[Dataset entries]
start

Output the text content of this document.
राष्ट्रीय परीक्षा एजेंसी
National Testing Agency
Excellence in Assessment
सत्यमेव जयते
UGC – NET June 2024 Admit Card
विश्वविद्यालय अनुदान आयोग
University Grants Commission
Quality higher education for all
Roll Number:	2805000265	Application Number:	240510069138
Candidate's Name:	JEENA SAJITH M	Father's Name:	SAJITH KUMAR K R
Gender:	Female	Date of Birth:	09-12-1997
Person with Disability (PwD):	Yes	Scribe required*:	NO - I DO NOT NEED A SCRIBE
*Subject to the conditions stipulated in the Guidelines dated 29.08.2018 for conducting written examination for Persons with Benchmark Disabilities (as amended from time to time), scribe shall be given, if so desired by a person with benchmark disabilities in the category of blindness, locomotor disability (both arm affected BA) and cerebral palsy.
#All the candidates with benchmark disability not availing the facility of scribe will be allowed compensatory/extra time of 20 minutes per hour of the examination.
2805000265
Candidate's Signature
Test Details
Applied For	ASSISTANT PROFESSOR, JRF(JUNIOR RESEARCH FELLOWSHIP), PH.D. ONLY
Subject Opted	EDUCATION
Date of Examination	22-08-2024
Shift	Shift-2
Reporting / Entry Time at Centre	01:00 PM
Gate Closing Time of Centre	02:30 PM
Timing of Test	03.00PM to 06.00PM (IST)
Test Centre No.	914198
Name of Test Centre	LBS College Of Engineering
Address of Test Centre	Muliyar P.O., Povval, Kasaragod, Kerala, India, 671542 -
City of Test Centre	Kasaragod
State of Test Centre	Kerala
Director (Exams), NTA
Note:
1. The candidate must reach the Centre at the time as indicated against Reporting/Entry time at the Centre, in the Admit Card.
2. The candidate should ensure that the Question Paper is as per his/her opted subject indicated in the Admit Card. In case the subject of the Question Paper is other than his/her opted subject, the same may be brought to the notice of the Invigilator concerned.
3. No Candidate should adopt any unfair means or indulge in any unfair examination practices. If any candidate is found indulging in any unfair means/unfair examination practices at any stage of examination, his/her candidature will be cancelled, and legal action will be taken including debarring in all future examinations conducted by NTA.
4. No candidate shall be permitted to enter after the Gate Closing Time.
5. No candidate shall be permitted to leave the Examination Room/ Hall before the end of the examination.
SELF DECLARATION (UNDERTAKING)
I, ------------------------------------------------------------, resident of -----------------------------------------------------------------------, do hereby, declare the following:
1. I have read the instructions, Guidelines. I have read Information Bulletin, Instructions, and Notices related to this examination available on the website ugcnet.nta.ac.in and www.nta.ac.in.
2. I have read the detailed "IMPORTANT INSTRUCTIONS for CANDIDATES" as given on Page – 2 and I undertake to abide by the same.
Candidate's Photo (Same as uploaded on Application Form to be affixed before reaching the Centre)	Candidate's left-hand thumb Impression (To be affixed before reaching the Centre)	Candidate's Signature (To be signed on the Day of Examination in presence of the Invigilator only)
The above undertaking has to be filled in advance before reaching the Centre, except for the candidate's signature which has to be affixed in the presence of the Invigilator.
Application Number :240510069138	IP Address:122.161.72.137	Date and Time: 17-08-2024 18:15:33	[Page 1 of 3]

end

[Exercise directions]
Copy out every line in the entries above that holds "benchmark".

[Reply]
*Subject to the conditions stipulated in the Guidelines dated 29.08.2018 for conducting written examination for Persons with Benchmark Disabilities (as amended from time to time), scribe shall be given, if so desired by a person with benchmark disabilities in the category of blindness, locomotor disability (both arm affected BA) and cerebral palsy.
#All the candidates with benchmark disability not availing the facility of scribe will be allowed compensatory/extra time of 20 minutes per hour of the examination.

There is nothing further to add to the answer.